The exercise. Rewrite the items, beginning with the first one and stopping after the line that contains "941, 418, 957]", with "value-cell" changed to "data-cell" and nothing else altered.

**** Record list

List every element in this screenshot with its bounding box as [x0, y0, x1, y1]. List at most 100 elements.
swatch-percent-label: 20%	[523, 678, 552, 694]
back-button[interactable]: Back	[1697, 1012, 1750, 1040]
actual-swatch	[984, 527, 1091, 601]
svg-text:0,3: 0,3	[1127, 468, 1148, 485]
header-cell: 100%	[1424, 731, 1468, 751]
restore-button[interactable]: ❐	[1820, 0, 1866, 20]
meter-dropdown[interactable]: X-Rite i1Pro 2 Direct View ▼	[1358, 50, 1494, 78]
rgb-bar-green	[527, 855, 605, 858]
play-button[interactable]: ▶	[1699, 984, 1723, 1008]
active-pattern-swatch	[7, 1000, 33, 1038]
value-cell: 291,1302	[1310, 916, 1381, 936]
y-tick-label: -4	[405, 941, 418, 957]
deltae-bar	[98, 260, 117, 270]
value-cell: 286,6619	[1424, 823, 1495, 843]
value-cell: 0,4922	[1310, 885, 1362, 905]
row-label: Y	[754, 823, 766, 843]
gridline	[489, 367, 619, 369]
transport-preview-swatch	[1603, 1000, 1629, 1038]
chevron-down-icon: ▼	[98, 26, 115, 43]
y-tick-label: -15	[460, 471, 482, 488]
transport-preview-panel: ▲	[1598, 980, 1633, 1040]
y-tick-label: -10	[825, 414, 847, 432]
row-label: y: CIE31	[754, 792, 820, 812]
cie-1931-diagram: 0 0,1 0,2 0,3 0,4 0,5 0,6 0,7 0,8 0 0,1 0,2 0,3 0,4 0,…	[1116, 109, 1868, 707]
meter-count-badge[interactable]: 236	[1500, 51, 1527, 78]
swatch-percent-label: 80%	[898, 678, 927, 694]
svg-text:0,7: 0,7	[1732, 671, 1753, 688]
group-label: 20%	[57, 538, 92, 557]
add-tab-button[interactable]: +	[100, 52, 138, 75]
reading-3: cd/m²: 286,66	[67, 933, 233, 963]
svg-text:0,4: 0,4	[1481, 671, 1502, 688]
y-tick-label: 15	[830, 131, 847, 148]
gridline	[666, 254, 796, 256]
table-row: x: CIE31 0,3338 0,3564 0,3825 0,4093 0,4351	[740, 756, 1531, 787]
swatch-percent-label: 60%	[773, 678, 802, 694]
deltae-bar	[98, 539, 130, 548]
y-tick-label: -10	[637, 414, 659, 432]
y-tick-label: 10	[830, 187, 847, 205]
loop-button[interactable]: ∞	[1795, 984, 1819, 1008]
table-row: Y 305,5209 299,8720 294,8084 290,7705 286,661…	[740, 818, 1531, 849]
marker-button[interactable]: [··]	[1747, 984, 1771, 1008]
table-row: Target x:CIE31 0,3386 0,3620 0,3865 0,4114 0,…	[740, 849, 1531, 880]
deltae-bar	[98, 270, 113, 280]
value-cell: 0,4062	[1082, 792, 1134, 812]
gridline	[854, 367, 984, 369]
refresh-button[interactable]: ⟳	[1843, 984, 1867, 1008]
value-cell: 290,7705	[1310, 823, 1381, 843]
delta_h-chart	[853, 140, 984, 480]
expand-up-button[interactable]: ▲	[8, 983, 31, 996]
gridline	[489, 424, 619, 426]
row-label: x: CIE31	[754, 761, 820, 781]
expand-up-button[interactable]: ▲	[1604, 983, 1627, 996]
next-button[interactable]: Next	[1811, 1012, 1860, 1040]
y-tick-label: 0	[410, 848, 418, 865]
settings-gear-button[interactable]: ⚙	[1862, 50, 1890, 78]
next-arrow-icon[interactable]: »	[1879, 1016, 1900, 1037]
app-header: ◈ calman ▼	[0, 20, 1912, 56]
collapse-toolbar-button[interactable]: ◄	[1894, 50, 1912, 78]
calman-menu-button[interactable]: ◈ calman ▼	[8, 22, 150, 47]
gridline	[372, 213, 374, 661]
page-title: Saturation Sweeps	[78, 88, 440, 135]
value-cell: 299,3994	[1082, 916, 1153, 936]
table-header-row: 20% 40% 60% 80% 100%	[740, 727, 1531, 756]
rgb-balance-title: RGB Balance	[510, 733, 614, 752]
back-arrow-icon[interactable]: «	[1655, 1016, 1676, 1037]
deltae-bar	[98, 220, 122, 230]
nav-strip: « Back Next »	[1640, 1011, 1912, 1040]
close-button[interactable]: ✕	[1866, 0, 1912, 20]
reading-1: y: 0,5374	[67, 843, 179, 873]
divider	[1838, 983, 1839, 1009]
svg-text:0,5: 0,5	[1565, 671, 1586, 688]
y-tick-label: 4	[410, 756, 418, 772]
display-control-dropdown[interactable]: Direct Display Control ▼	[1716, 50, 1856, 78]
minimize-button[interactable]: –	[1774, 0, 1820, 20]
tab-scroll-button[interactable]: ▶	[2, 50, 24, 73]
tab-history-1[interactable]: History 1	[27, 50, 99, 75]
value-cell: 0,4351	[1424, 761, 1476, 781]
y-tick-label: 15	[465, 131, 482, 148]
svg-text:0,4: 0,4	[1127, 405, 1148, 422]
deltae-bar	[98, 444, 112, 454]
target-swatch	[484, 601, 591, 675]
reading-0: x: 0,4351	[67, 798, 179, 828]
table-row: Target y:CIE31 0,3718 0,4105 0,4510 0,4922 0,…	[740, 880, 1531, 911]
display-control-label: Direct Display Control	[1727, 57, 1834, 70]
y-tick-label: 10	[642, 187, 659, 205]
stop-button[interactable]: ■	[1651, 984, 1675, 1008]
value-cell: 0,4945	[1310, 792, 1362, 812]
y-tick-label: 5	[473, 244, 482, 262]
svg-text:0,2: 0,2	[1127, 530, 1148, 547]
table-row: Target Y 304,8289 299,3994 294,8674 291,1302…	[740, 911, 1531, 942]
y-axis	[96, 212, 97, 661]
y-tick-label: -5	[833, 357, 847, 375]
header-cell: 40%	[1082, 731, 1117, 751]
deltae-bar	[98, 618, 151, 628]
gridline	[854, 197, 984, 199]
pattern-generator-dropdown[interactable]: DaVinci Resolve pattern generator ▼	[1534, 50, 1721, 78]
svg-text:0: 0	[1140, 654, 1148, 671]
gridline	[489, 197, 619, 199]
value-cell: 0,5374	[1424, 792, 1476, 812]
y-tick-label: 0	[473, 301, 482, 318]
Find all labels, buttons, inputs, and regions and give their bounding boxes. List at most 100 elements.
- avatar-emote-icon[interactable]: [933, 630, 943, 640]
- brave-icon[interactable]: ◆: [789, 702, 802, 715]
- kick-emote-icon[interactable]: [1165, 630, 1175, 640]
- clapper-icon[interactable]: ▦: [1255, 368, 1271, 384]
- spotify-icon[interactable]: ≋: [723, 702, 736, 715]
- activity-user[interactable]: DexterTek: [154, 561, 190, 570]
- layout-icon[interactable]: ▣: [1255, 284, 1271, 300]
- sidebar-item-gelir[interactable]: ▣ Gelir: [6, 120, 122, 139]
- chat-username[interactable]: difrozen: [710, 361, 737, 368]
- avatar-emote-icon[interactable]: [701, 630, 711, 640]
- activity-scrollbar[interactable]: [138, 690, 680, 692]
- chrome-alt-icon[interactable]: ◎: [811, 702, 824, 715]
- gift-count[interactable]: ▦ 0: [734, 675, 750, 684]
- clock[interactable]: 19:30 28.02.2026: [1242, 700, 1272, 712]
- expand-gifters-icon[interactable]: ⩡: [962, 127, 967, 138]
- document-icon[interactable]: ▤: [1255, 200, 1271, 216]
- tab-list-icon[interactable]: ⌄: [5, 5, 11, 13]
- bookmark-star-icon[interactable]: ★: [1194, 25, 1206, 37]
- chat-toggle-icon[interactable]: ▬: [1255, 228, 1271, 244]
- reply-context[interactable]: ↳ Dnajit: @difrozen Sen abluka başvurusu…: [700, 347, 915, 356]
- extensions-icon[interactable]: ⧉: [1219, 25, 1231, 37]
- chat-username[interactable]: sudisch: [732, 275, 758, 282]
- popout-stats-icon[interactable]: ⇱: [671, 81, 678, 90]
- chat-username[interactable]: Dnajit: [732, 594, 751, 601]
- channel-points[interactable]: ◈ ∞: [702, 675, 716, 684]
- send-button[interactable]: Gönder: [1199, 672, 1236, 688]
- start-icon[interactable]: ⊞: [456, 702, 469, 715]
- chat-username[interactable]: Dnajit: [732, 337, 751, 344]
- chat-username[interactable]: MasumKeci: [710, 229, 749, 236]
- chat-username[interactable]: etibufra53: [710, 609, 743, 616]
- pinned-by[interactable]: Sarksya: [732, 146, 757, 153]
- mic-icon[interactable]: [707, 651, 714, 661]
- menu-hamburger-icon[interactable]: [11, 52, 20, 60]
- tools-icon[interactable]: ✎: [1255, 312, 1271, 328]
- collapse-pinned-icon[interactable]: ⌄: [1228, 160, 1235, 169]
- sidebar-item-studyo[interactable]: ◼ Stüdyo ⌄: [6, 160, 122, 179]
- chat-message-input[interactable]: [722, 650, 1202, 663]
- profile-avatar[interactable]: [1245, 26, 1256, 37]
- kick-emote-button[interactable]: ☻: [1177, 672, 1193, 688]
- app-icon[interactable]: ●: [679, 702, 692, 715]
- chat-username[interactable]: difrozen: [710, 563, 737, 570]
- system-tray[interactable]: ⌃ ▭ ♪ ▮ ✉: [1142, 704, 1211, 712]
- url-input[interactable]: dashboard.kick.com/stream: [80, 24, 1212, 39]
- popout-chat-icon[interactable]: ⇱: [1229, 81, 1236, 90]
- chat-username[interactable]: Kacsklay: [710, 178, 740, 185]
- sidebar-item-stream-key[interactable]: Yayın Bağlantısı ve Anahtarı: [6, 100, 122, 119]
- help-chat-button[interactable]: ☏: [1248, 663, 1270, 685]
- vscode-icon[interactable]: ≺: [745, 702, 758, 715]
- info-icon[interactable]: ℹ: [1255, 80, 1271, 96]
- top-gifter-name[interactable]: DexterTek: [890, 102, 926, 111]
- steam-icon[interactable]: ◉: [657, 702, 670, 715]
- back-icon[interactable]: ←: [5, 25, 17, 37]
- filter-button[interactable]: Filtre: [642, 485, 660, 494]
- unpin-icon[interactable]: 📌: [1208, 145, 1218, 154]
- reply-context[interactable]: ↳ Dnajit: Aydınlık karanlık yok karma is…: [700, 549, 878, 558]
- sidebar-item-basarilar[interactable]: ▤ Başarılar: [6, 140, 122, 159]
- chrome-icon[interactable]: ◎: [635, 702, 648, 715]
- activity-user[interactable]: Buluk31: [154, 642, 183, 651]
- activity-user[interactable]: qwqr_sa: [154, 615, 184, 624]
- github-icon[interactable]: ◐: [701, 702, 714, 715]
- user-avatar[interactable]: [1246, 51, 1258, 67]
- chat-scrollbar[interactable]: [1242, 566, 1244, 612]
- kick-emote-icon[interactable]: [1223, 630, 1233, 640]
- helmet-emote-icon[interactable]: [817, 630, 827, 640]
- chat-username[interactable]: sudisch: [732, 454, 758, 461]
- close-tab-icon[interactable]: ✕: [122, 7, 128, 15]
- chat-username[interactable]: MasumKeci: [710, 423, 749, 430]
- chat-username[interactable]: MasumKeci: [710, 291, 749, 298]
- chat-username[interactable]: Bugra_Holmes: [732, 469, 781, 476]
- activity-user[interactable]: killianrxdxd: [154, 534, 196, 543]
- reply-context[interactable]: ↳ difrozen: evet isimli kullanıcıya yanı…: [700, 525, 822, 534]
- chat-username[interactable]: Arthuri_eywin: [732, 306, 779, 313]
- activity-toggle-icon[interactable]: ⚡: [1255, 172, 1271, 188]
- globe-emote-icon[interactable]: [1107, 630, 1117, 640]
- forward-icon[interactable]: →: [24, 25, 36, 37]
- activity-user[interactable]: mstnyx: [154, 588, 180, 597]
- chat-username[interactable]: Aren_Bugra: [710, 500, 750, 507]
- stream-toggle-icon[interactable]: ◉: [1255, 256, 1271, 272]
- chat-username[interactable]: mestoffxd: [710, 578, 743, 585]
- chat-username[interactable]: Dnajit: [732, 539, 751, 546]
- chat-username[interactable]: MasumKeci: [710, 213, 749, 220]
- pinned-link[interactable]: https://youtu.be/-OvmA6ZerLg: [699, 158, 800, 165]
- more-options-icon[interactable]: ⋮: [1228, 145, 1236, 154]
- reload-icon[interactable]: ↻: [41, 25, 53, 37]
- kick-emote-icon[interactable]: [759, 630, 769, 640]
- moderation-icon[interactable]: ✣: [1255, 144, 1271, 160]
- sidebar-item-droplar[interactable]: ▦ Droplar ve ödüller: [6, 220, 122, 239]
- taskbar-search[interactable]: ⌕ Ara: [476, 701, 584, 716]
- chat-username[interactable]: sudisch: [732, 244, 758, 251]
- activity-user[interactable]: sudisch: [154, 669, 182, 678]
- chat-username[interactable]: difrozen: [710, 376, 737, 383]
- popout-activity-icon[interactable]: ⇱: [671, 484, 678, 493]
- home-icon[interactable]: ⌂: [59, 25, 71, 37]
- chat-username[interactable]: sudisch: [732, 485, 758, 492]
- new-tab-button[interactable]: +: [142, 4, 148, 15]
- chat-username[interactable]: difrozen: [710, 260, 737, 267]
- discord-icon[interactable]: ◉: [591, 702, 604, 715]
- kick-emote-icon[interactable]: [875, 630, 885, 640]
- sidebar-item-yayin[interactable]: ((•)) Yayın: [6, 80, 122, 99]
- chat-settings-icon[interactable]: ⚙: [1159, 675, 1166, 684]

********

Reply to the task.
List every element in this screenshot with its bounding box as [x0, y0, x1, y1]. List at most 100 elements.
swatch-percent-label: 20%	[523, 678, 552, 694]
back-button[interactable]: Back	[1697, 1012, 1750, 1040]
actual-swatch	[984, 527, 1091, 601]
svg-text:0,3: 0,3	[1127, 468, 1148, 485]
header-cell: 100%	[1424, 731, 1468, 751]
restore-button[interactable]: ❐	[1820, 0, 1866, 20]
meter-dropdown[interactable]: X-Rite i1Pro 2 Direct View ▼	[1358, 50, 1494, 78]
rgb-bar-green	[527, 855, 605, 858]
play-button[interactable]: ▶	[1699, 984, 1723, 1008]
active-pattern-swatch	[7, 1000, 33, 1038]
data-cell: 291,1302	[1310, 916, 1381, 936]
y-tick-label: -4	[405, 941, 418, 957]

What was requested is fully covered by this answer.